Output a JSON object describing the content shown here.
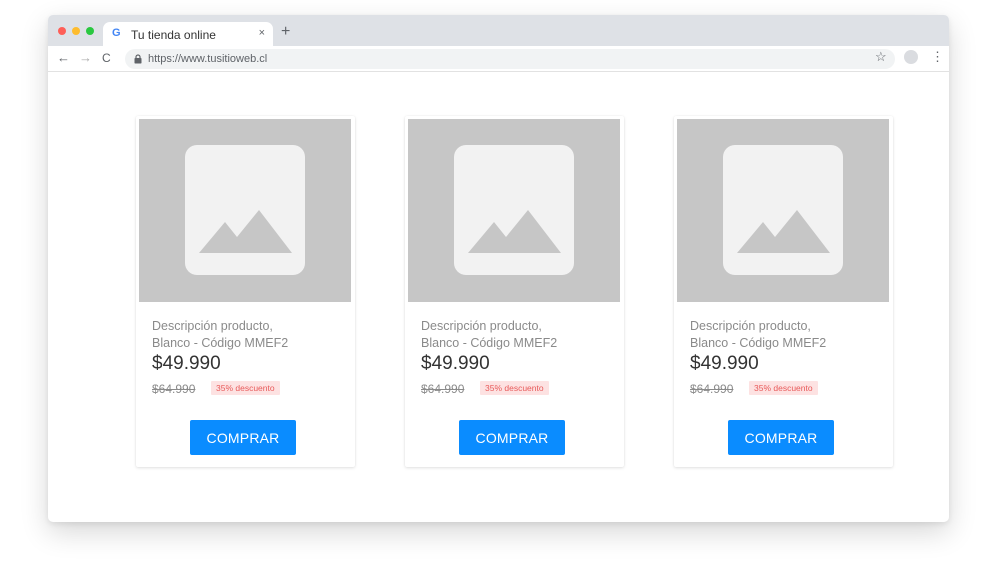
{
  "browser": {
    "tab_title": "Tu tienda online",
    "tab_favicon": "G",
    "tab_close": "×",
    "new_tab": "+",
    "url": "https://www.tusitioweb.cl",
    "icons": {
      "back": "←",
      "forward": "→",
      "reload": "C",
      "star": "☆",
      "menu": "⋮"
    }
  },
  "products": [
    {
      "description_line1": "Descripción producto,",
      "description_line2": "Blanco - Código MMEF2",
      "price": "$49.990",
      "old_price": "$64.990",
      "discount": "35% descuento",
      "button": "COMPRAR"
    },
    {
      "description_line1": "Descripción producto,",
      "description_line2": "Blanco - Código MMEF2",
      "price": "$49.990",
      "old_price": "$64.990",
      "discount": "35% descuento",
      "button": "COMPRAR"
    },
    {
      "description_line1": "Descripción producto,",
      "description_line2": "Blanco - Código MMEF2",
      "price": "$49.990",
      "old_price": "$64.990",
      "discount": "35% descuento",
      "button": "COMPRAR"
    }
  ],
  "colors": {
    "accent": "#0a8cff",
    "discount_bg": "#fde2e2",
    "discount_text": "#e85a5a",
    "image_placeholder": "#c6c6c6"
  }
}
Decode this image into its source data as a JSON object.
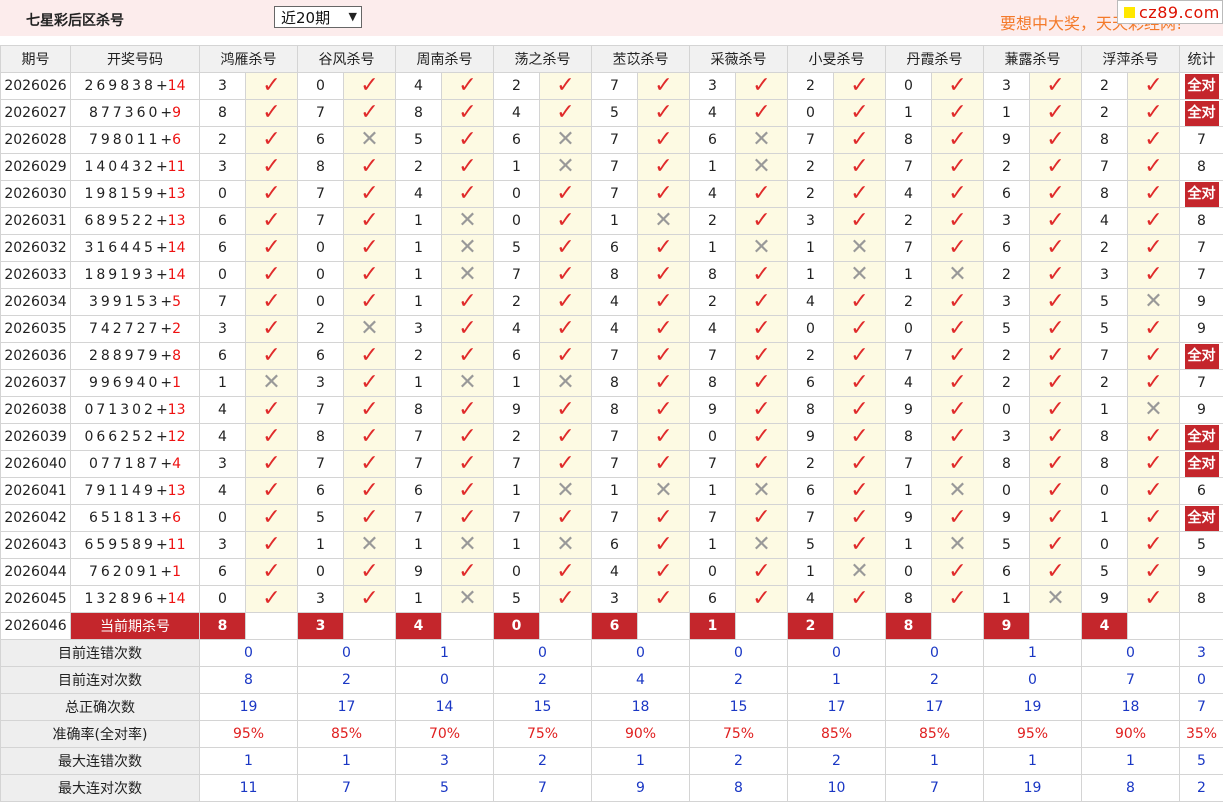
{
  "header": {
    "title": "七星彩后区杀号",
    "period_select": "近20期",
    "slogan": "要想中大奖，天天彩经网!",
    "badge": "cz89.com"
  },
  "columns": {
    "period": "期号",
    "draw": "开奖号码",
    "experts": [
      "鸿雁杀号",
      "谷风杀号",
      "周南杀号",
      "荡之杀号",
      "苤苡杀号",
      "采薇杀号",
      "小旻杀号",
      "丹霞杀号",
      "蒹露杀号",
      "浮萍杀号"
    ],
    "stats": "统计"
  },
  "rows": [
    {
      "period": "2026026",
      "front": "269838",
      "back": "14",
      "kills": [
        3,
        0,
        4,
        2,
        7,
        3,
        2,
        0,
        3,
        2
      ],
      "hits": [
        1,
        1,
        1,
        1,
        1,
        1,
        1,
        1,
        1,
        1
      ],
      "stat": "全对"
    },
    {
      "period": "2026027",
      "front": "877360",
      "back": "9",
      "kills": [
        8,
        7,
        8,
        4,
        5,
        4,
        0,
        1,
        1,
        2
      ],
      "hits": [
        1,
        1,
        1,
        1,
        1,
        1,
        1,
        1,
        1,
        1
      ],
      "stat": "全对"
    },
    {
      "period": "2026028",
      "front": "798011",
      "back": "6",
      "kills": [
        2,
        6,
        5,
        6,
        7,
        6,
        7,
        8,
        9,
        8
      ],
      "hits": [
        1,
        0,
        1,
        0,
        1,
        0,
        1,
        1,
        1,
        1
      ],
      "stat": "7"
    },
    {
      "period": "2026029",
      "front": "140432",
      "back": "11",
      "kills": [
        3,
        8,
        2,
        1,
        7,
        1,
        2,
        7,
        2,
        7
      ],
      "hits": [
        1,
        1,
        1,
        0,
        1,
        0,
        1,
        1,
        1,
        1
      ],
      "stat": "8"
    },
    {
      "period": "2026030",
      "front": "198159",
      "back": "13",
      "kills": [
        0,
        7,
        4,
        0,
        7,
        4,
        2,
        4,
        6,
        8
      ],
      "hits": [
        1,
        1,
        1,
        1,
        1,
        1,
        1,
        1,
        1,
        1
      ],
      "stat": "全对"
    },
    {
      "period": "2026031",
      "front": "689522",
      "back": "13",
      "kills": [
        6,
        7,
        1,
        0,
        1,
        2,
        3,
        2,
        3,
        4
      ],
      "hits": [
        1,
        1,
        0,
        1,
        0,
        1,
        1,
        1,
        1,
        1
      ],
      "stat": "8"
    },
    {
      "period": "2026032",
      "front": "316445",
      "back": "14",
      "kills": [
        6,
        0,
        1,
        5,
        6,
        1,
        1,
        7,
        6,
        2
      ],
      "hits": [
        1,
        1,
        0,
        1,
        1,
        0,
        0,
        1,
        1,
        1
      ],
      "stat": "7"
    },
    {
      "period": "2026033",
      "front": "189193",
      "back": "14",
      "kills": [
        0,
        0,
        1,
        7,
        8,
        8,
        1,
        1,
        2,
        3
      ],
      "hits": [
        1,
        1,
        0,
        1,
        1,
        1,
        0,
        0,
        1,
        1
      ],
      "stat": "7"
    },
    {
      "period": "2026034",
      "front": "399153",
      "back": "5",
      "kills": [
        7,
        0,
        1,
        2,
        4,
        2,
        4,
        2,
        3,
        5
      ],
      "hits": [
        1,
        1,
        1,
        1,
        1,
        1,
        1,
        1,
        1,
        0
      ],
      "stat": "9"
    },
    {
      "period": "2026035",
      "front": "742727",
      "back": "2",
      "kills": [
        3,
        2,
        3,
        4,
        4,
        4,
        0,
        0,
        5,
        5
      ],
      "hits": [
        1,
        0,
        1,
        1,
        1,
        1,
        1,
        1,
        1,
        1
      ],
      "stat": "9"
    },
    {
      "period": "2026036",
      "front": "288979",
      "back": "8",
      "kills": [
        6,
        6,
        2,
        6,
        7,
        7,
        2,
        7,
        2,
        7
      ],
      "hits": [
        1,
        1,
        1,
        1,
        1,
        1,
        1,
        1,
        1,
        1
      ],
      "stat": "全对"
    },
    {
      "period": "2026037",
      "front": "996940",
      "back": "1",
      "kills": [
        1,
        3,
        1,
        1,
        8,
        8,
        6,
        4,
        2,
        2
      ],
      "hits": [
        0,
        1,
        0,
        0,
        1,
        1,
        1,
        1,
        1,
        1
      ],
      "stat": "7"
    },
    {
      "period": "2026038",
      "front": "071302",
      "back": "13",
      "kills": [
        4,
        7,
        8,
        9,
        8,
        9,
        8,
        9,
        0,
        1
      ],
      "hits": [
        1,
        1,
        1,
        1,
        1,
        1,
        1,
        1,
        1,
        0
      ],
      "stat": "9"
    },
    {
      "period": "2026039",
      "front": "066252",
      "back": "12",
      "kills": [
        4,
        8,
        7,
        2,
        7,
        0,
        9,
        8,
        3,
        8
      ],
      "hits": [
        1,
        1,
        1,
        1,
        1,
        1,
        1,
        1,
        1,
        1
      ],
      "stat": "全对"
    },
    {
      "period": "2026040",
      "front": "077187",
      "back": "4",
      "kills": [
        3,
        7,
        7,
        7,
        7,
        7,
        2,
        7,
        8,
        8
      ],
      "hits": [
        1,
        1,
        1,
        1,
        1,
        1,
        1,
        1,
        1,
        1
      ],
      "stat": "全对"
    },
    {
      "period": "2026041",
      "front": "791149",
      "back": "13",
      "kills": [
        4,
        6,
        6,
        1,
        1,
        1,
        6,
        1,
        0,
        0
      ],
      "hits": [
        1,
        1,
        1,
        0,
        0,
        0,
        1,
        0,
        1,
        1
      ],
      "stat": "6"
    },
    {
      "period": "2026042",
      "front": "651813",
      "back": "6",
      "kills": [
        0,
        5,
        7,
        7,
        7,
        7,
        7,
        9,
        9,
        1
      ],
      "hits": [
        1,
        1,
        1,
        1,
        1,
        1,
        1,
        1,
        1,
        1
      ],
      "stat": "全对"
    },
    {
      "period": "2026043",
      "front": "659589",
      "back": "11",
      "kills": [
        3,
        1,
        1,
        1,
        6,
        1,
        5,
        1,
        5,
        0
      ],
      "hits": [
        1,
        0,
        0,
        0,
        1,
        0,
        1,
        0,
        1,
        1
      ],
      "stat": "5"
    },
    {
      "period": "2026044",
      "front": "762091",
      "back": "1",
      "kills": [
        6,
        0,
        9,
        0,
        4,
        0,
        1,
        0,
        6,
        5
      ],
      "hits": [
        1,
        1,
        1,
        1,
        1,
        1,
        0,
        1,
        1,
        1
      ],
      "stat": "9"
    },
    {
      "period": "2026045",
      "front": "132896",
      "back": "14",
      "kills": [
        0,
        3,
        1,
        5,
        3,
        6,
        4,
        8,
        1,
        9
      ],
      "hits": [
        1,
        1,
        0,
        1,
        1,
        1,
        1,
        1,
        0,
        1
      ],
      "stat": "8"
    }
  ],
  "current": {
    "period": "2026046",
    "label": "当前期杀号",
    "kills": [
      8,
      3,
      4,
      0,
      6,
      1,
      2,
      8,
      9,
      4
    ]
  },
  "icons": {
    "hit": "check-icon",
    "miss": "cross-icon"
  },
  "colors": {
    "accent": "#c4262c",
    "check": "#e02b2b",
    "stat_blue": "#1a37c4",
    "stat_red": "#e02020"
  },
  "stats": [
    {
      "label": "目前连错次数",
      "values": [
        "0",
        "0",
        "1",
        "0",
        "0",
        "0",
        "0",
        "0",
        "1",
        "0"
      ],
      "total": "3",
      "red": false
    },
    {
      "label": "目前连对次数",
      "values": [
        "8",
        "2",
        "0",
        "2",
        "4",
        "2",
        "1",
        "2",
        "0",
        "7"
      ],
      "total": "0",
      "red": false
    },
    {
      "label": "总正确次数",
      "values": [
        "19",
        "17",
        "14",
        "15",
        "18",
        "15",
        "17",
        "17",
        "19",
        "18"
      ],
      "total": "7",
      "red": false
    },
    {
      "label": "准确率(全对率)",
      "values": [
        "95%",
        "85%",
        "70%",
        "75%",
        "90%",
        "75%",
        "85%",
        "85%",
        "95%",
        "90%"
      ],
      "total": "35%",
      "red": true
    },
    {
      "label": "最大连错次数",
      "values": [
        "1",
        "1",
        "3",
        "2",
        "1",
        "2",
        "2",
        "1",
        "1",
        "1"
      ],
      "total": "5",
      "red": false
    },
    {
      "label": "最大连对次数",
      "values": [
        "11",
        "7",
        "5",
        "7",
        "9",
        "8",
        "10",
        "7",
        "19",
        "8"
      ],
      "total": "2",
      "red": false
    }
  ]
}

________

#### [Short task]
Tally the lines of the records holding the word "label", then state only the tally.

#### [Correct response]
7